■ WHAT IS ASKED
Skip the images. Copy the records exactly as written.

■ MATERIAL
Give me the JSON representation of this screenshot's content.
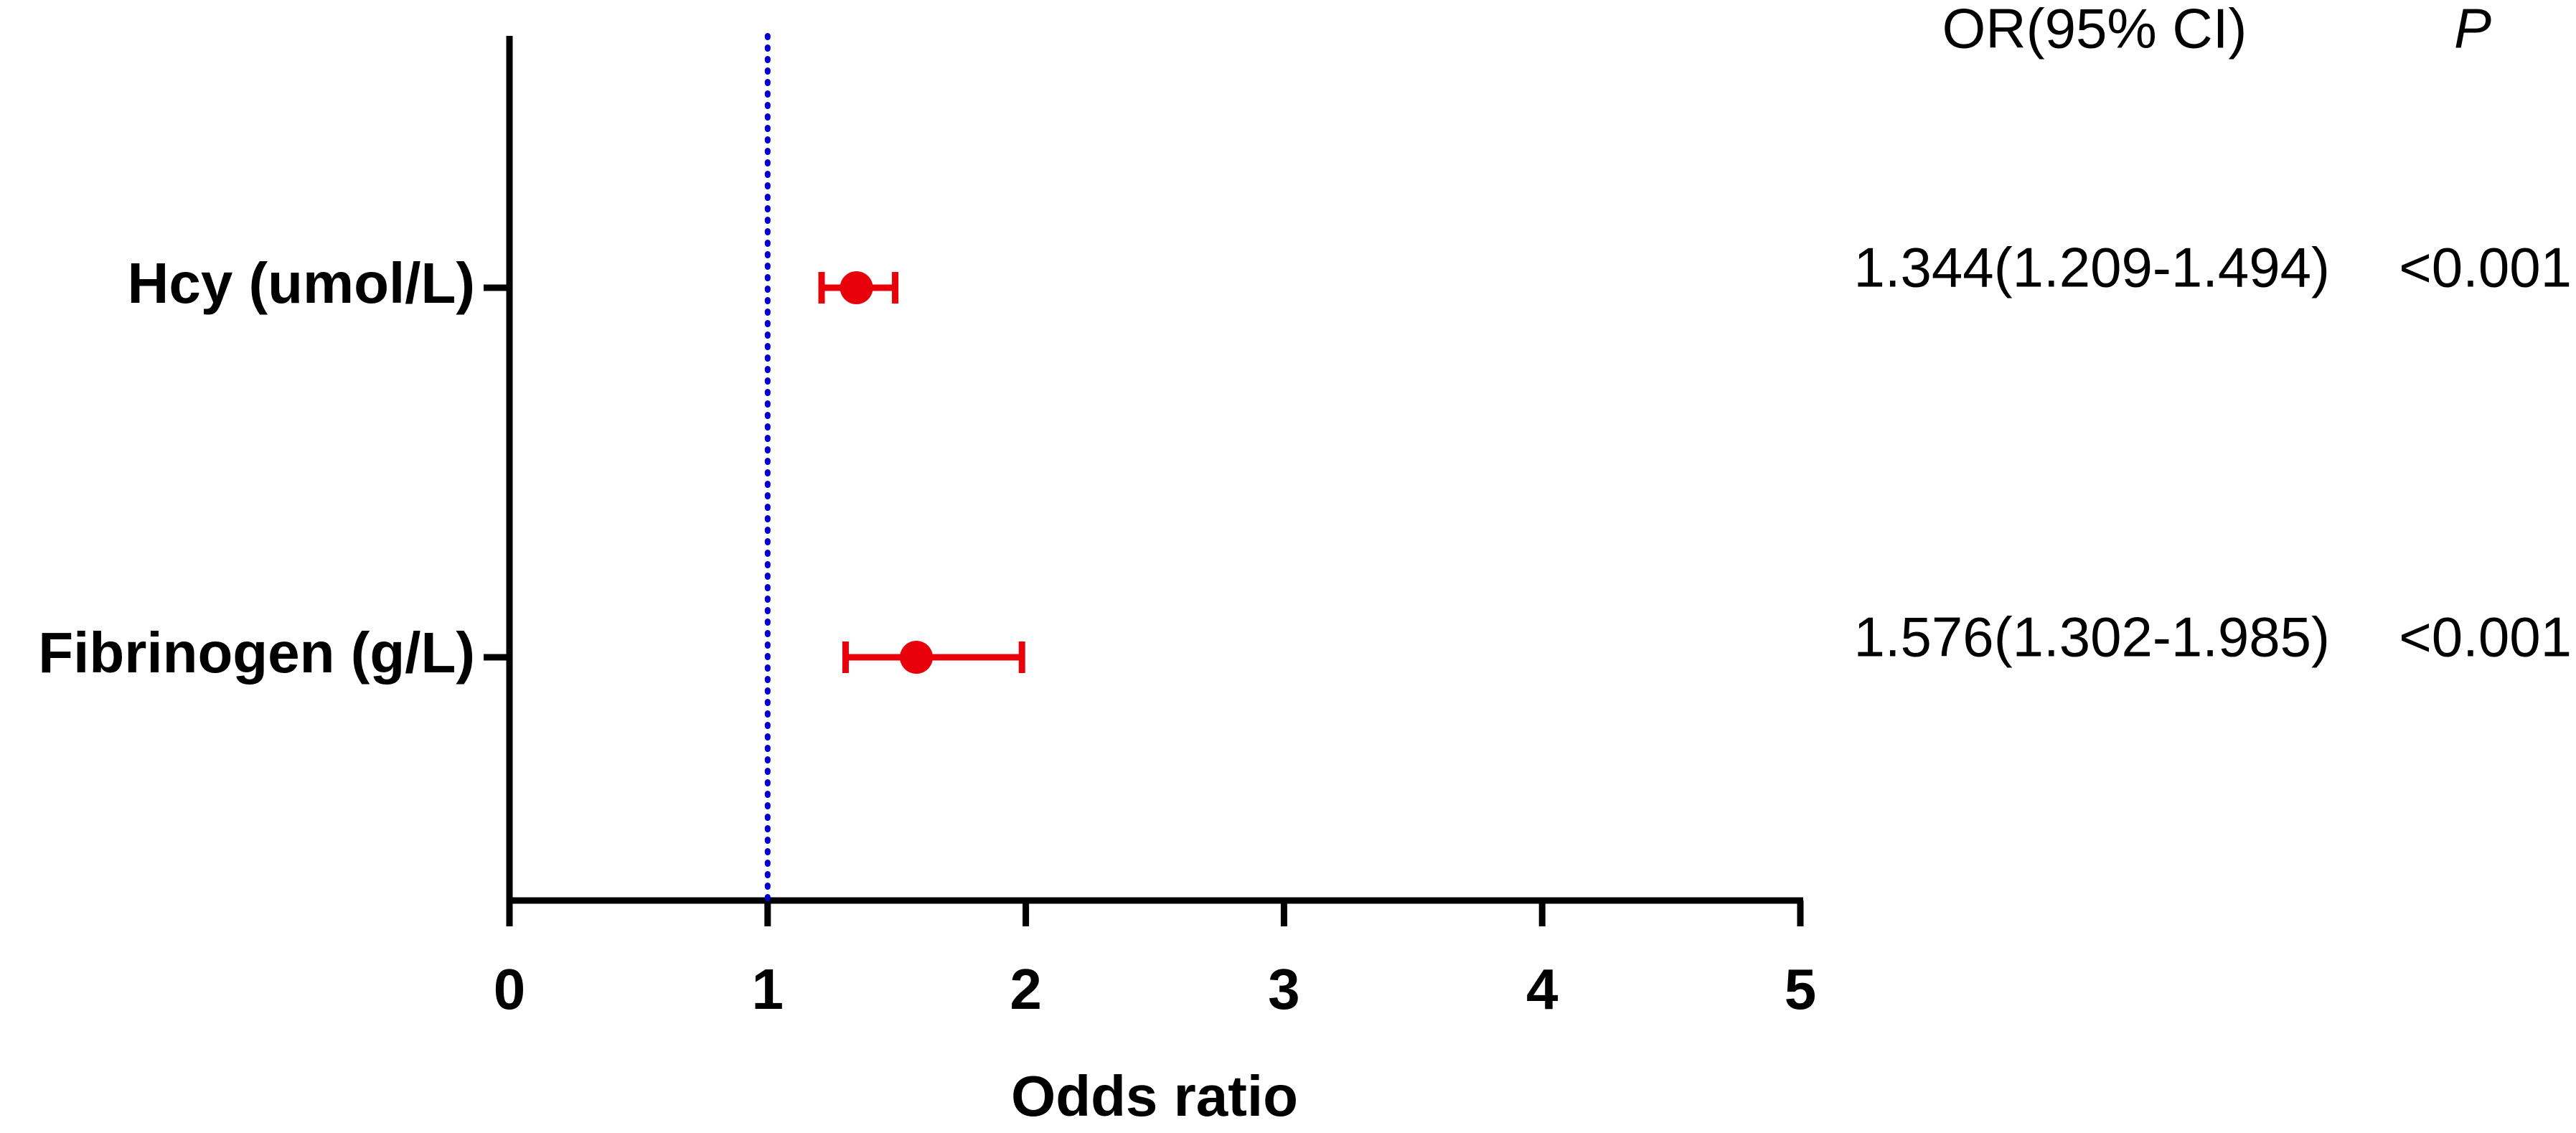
{
  "chart_data": {
    "type": "forest",
    "categories": [
      "Hcy (umol/L)",
      "Fibrinogen (g/L)"
    ],
    "values": [
      1.344,
      1.576
    ],
    "ci_low": [
      1.209,
      1.302
    ],
    "ci_high": [
      1.494,
      1.985
    ],
    "value_labels": [
      "1.344(1.209-1.494)",
      "1.576(1.302-1.985)"
    ],
    "p_values": [
      "<0.001",
      "<0.001"
    ],
    "column_headers": [
      "OR(95% CI)",
      "P"
    ],
    "xlabel": "Odds ratio",
    "xlim": [
      0,
      5
    ],
    "xticks": [
      0,
      1,
      2,
      3,
      4,
      5
    ],
    "reference_line": 1,
    "color": "#e8000b",
    "reference_color": "#0000cc"
  }
}
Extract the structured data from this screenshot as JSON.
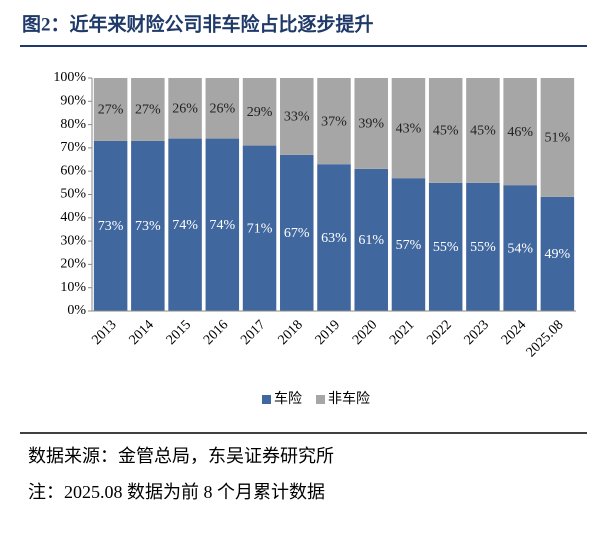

■ CORRECT RESULT
Give me the JSON representation of this screenshot's content.
{
  "chart_data": {
    "type": "forest",
    "categories": [
      "Hcy (umol/L)",
      "Fibrinogen (g/L)"
    ],
    "values": [
      1.344,
      1.576
    ],
    "ci_low": [
      1.209,
      1.302
    ],
    "ci_high": [
      1.494,
      1.985
    ],
    "value_labels": [
      "1.344(1.209-1.494)",
      "1.576(1.302-1.985)"
    ],
    "p_values": [
      "<0.001",
      "<0.001"
    ],
    "column_headers": [
      "OR(95% CI)",
      "P"
    ],
    "xlabel": "Odds ratio",
    "xlim": [
      0,
      5
    ],
    "xticks": [
      0,
      1,
      2,
      3,
      4,
      5
    ],
    "reference_line": 1,
    "color": "#e8000b",
    "reference_color": "#0000cc"
  }
}
Extract the structured data from this screenshot as JSON.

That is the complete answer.